Extracted data entries
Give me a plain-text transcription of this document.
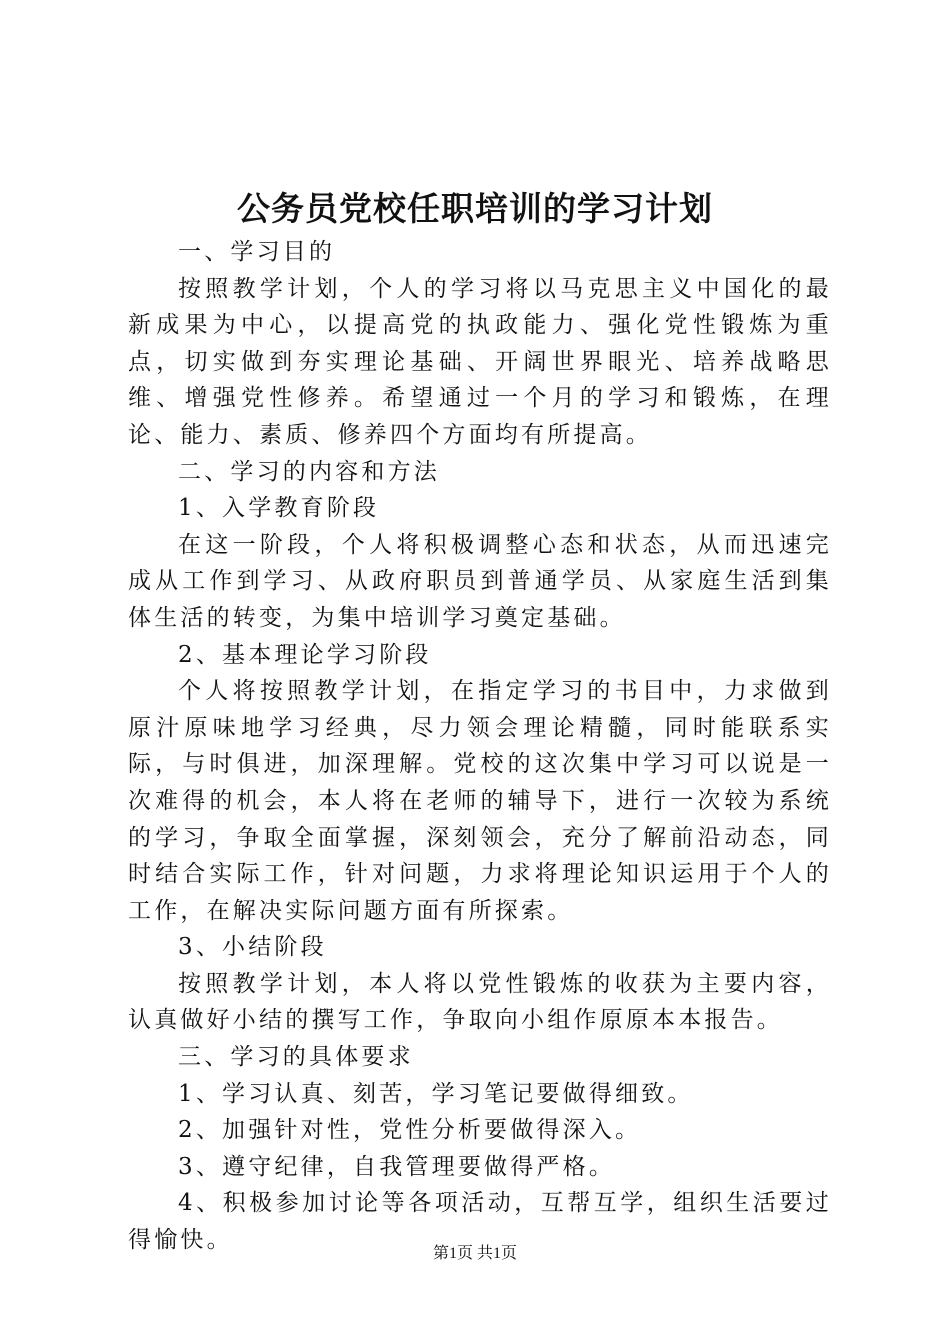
公务员党校任职培训的学习计划

一、学习目的

按照教学计划，个人的学习将以马克思主义中国化的最新成果为中心，以提高党的执政能力、强化党性锻炼为重点，切实做到夯实理论基础、开阔世界眼光、培养战略思维、增强党性修养。希望通过一个月的学习和锻炼，在理论、能力、素质、修养四个方面均有所提高。

二、学习的内容和方法

1、入学教育阶段

在这一阶段，个人将积极调整心态和状态，从而迅速完成从工作到学习、从政府职员到普通学员、从家庭生活到集体生活的转变，为集中培训学习奠定基础。

2、基本理论学习阶段

个人将按照教学计划，在指定学习的书目中，力求做到原汁原味地学习经典，尽力领会理论精髓，同时能联系实际，与时俱进，加深理解。党校的这次集中学习可以说是一次难得的机会，本人将在老师的辅导下，进行一次较为系统的学习，争取全面掌握，深刻领会，充分了解前沿动态，同时结合实际工作，针对问题，力求将理论知识运用于个人的工作，在解决实际问题方面有所探索。

3、小结阶段

按照教学计划，本人将以党性锻炼的收获为主要内容，认真做好小结的撰写工作，争取向小组作原原本本报告。

三、学习的具体要求

1、学习认真、刻苦，学习笔记要做得细致。

2、加强针对性，党性分析要做得深入。

3、遵守纪律，自我管理要做得严格。

4、积极参加讨论等各项活动，互帮互学，组织生活要过得愉快。

第1页 共1页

SHORT EXERCISE: Transcribe the records above exactly, omitting every picture they contain.

ANSWER TO THE PROBLEM:
Give me a plain-text transcription of this document.
公务员党校任职培训的学习计划

一、学习目的

按照教学计划，个人的学习将以马克思主义中国化的最新成果为中心，以提高党的执政能力、强化党性锻炼为重点，切实做到夯实理论基础、开阔世界眼光、培养战略思维、增强党性修养。希望通过一个月的学习和锻炼，在理论、能力、素质、修养四个方面均有所提高。

二、学习的内容和方法

1、入学教育阶段

在这一阶段，个人将积极调整心态和状态，从而迅速完成从工作到学习、从政府职员到普通学员、从家庭生活到集体生活的转变，为集中培训学习奠定基础。

2、基本理论学习阶段

个人将按照教学计划，在指定学习的书目中，力求做到原汁原味地学习经典，尽力领会理论精髓，同时能联系实际，与时俱进，加深理解。党校的这次集中学习可以说是一次难得的机会，本人将在老师的辅导下，进行一次较为系统的学习，争取全面掌握，深刻领会，充分了解前沿动态，同时结合实际工作，针对问题，力求将理论知识运用于个人的工作，在解决实际问题方面有所探索。

3、小结阶段

按照教学计划，本人将以党性锻炼的收获为主要内容，认真做好小结的撰写工作，争取向小组作原原本本报告。

三、学习的具体要求

1、学习认真、刻苦，学习笔记要做得细致。

2、加强针对性，党性分析要做得深入。

3、遵守纪律，自我管理要做得严格。

4、积极参加讨论等各项活动，互帮互学，组织生活要过得愉快。

第1页 共1页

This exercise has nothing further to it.